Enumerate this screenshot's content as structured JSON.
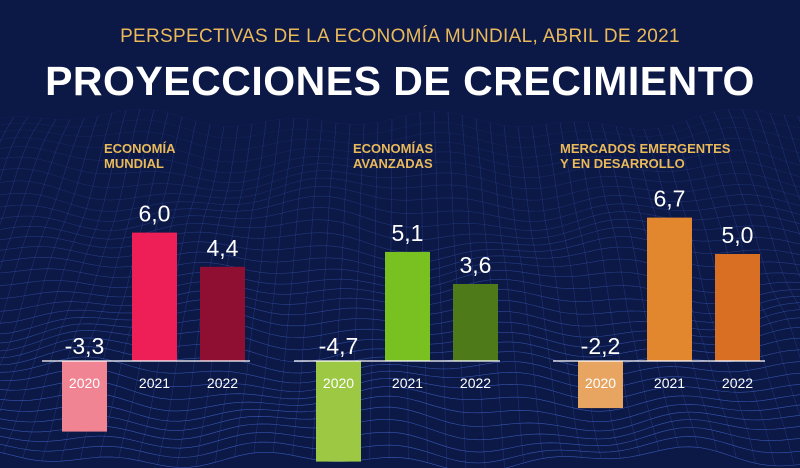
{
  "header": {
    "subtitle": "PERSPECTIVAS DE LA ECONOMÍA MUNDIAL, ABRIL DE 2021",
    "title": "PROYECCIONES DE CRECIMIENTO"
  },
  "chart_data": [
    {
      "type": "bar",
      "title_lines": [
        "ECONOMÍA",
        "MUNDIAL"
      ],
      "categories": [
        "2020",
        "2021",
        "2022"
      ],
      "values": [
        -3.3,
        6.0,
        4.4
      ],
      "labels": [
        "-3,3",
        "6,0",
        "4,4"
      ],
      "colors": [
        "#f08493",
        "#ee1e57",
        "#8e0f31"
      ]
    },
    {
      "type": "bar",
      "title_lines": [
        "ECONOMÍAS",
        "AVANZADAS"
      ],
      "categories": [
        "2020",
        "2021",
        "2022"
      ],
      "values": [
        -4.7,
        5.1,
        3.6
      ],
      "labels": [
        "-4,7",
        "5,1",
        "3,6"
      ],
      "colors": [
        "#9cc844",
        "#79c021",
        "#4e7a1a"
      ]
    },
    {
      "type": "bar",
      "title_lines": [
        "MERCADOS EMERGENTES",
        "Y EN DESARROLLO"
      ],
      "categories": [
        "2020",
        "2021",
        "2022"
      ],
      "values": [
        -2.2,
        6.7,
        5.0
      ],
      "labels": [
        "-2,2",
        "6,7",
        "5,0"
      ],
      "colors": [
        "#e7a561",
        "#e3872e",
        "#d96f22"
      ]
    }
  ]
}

Objective:
Each line of the data should be quoted exactly, with pictures left out.

Response:
Enumerate this screenshot's content as structured JSON.
{
  "header": {
    "subtitle": "PERSPECTIVAS DE LA ECONOMÍA MUNDIAL, ABRIL DE 2021",
    "title": "PROYECCIONES DE CRECIMIENTO"
  },
  "chart_data": [
    {
      "type": "bar",
      "title_lines": [
        "ECONOMÍA",
        "MUNDIAL"
      ],
      "categories": [
        "2020",
        "2021",
        "2022"
      ],
      "values": [
        -3.3,
        6.0,
        4.4
      ],
      "labels": [
        "-3,3",
        "6,0",
        "4,4"
      ],
      "colors": [
        "#f08493",
        "#ee1e57",
        "#8e0f31"
      ]
    },
    {
      "type": "bar",
      "title_lines": [
        "ECONOMÍAS",
        "AVANZADAS"
      ],
      "categories": [
        "2020",
        "2021",
        "2022"
      ],
      "values": [
        -4.7,
        5.1,
        3.6
      ],
      "labels": [
        "-4,7",
        "5,1",
        "3,6"
      ],
      "colors": [
        "#9cc844",
        "#79c021",
        "#4e7a1a"
      ]
    },
    {
      "type": "bar",
      "title_lines": [
        "MERCADOS EMERGENTES",
        "Y EN DESARROLLO"
      ],
      "categories": [
        "2020",
        "2021",
        "2022"
      ],
      "values": [
        -2.2,
        6.7,
        5.0
      ],
      "labels": [
        "-2,2",
        "6,7",
        "5,0"
      ],
      "colors": [
        "#e7a561",
        "#e3872e",
        "#d96f22"
      ]
    }
  ]
}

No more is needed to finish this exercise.